** Goal **
How many lines of the entries below include the word "vzdělávacího"? Answer with the number alone.

** Entries shown **
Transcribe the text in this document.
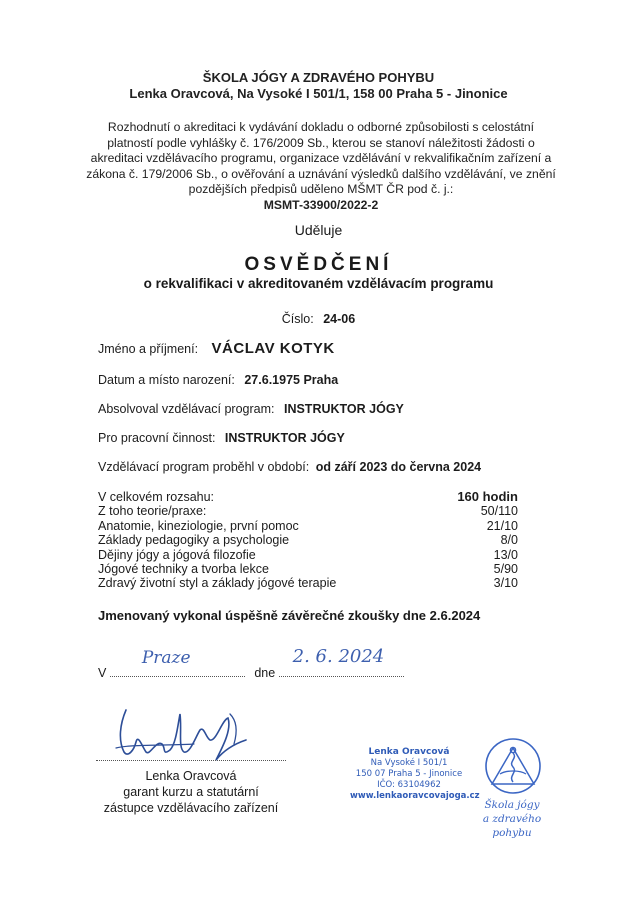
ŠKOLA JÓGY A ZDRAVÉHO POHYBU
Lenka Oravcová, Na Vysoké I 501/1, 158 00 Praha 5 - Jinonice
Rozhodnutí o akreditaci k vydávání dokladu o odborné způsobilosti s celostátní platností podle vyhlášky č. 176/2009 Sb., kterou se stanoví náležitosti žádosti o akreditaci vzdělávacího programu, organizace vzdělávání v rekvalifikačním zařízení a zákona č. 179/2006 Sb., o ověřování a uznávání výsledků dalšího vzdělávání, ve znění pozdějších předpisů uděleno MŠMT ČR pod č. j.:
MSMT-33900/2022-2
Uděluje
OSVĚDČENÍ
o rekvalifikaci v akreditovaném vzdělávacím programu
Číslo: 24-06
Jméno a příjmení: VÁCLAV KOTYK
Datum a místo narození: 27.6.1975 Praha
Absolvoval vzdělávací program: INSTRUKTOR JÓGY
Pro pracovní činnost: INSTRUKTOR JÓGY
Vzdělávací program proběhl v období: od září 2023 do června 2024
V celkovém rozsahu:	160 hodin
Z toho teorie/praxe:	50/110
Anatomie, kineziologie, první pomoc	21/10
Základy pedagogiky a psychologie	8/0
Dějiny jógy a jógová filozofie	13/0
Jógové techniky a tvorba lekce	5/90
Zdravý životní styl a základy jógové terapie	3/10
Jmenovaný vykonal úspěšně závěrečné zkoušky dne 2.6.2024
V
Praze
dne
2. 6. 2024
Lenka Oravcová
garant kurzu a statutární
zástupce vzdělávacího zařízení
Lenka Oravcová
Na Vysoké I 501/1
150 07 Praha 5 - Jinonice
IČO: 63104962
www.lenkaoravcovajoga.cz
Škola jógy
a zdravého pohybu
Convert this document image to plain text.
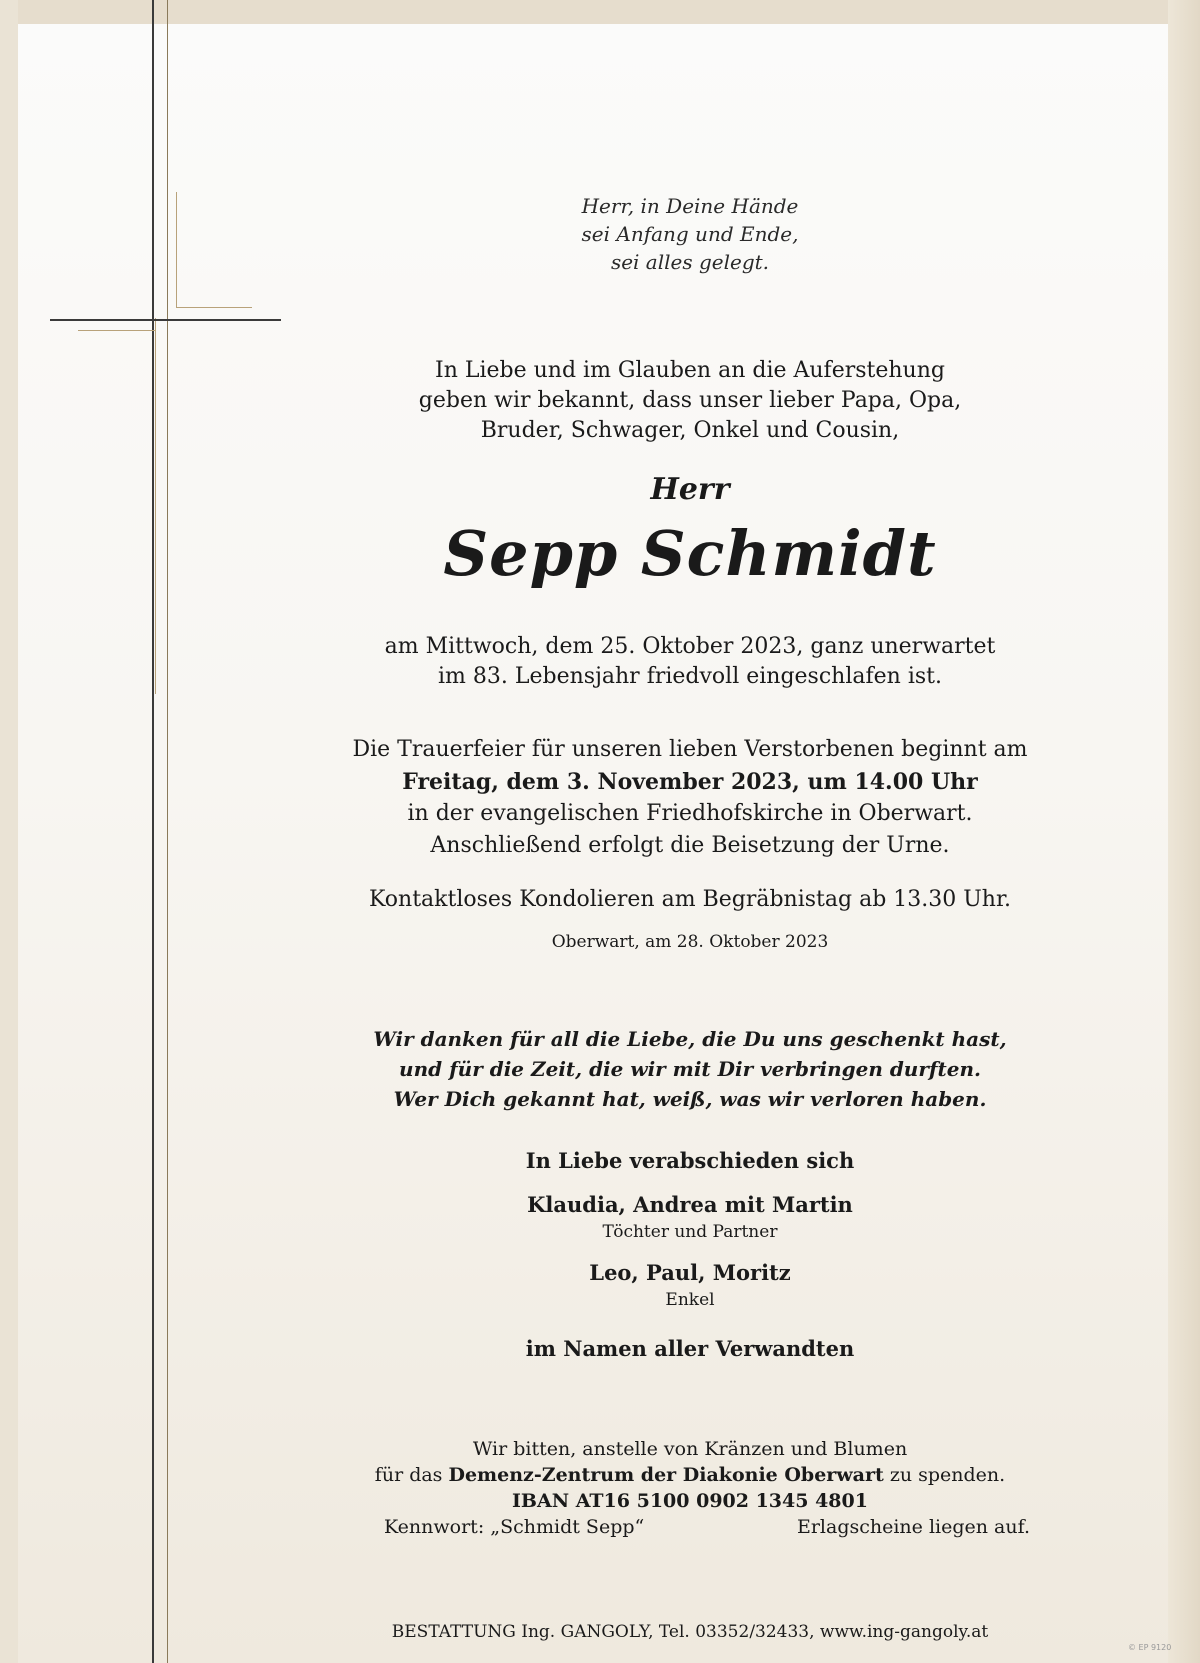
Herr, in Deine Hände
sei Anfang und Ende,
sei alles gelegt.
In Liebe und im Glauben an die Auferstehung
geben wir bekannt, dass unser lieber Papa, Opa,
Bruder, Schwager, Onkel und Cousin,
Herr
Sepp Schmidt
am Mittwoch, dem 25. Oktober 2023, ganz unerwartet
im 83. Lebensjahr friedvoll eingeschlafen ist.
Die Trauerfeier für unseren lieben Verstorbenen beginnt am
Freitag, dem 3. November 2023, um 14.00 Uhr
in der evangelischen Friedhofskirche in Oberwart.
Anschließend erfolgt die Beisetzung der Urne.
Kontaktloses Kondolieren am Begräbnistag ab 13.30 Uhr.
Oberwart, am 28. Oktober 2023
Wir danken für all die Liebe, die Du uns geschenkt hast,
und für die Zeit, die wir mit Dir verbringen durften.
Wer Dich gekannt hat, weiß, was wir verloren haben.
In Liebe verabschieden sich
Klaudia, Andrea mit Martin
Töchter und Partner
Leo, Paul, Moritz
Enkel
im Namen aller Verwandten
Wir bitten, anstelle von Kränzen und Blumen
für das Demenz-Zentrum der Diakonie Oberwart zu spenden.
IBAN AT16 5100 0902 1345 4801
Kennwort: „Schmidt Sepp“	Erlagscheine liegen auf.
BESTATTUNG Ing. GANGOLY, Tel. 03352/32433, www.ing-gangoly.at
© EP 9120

* * *

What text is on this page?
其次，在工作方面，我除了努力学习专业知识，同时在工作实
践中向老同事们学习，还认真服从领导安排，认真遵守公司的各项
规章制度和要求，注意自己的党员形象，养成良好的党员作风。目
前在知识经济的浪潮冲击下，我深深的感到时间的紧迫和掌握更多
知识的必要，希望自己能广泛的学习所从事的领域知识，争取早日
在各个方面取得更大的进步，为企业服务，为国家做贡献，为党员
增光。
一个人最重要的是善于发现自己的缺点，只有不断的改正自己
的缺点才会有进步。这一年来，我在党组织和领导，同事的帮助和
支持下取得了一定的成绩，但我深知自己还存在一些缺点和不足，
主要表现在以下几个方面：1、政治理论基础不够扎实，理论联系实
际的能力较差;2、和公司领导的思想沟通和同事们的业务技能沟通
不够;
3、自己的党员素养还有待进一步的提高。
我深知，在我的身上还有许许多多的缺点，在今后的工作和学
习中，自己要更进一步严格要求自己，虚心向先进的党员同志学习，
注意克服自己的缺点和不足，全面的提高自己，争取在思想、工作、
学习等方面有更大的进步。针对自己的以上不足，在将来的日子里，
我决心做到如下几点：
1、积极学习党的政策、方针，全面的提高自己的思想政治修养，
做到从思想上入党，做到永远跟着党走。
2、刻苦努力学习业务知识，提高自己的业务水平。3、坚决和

** Written answer **
2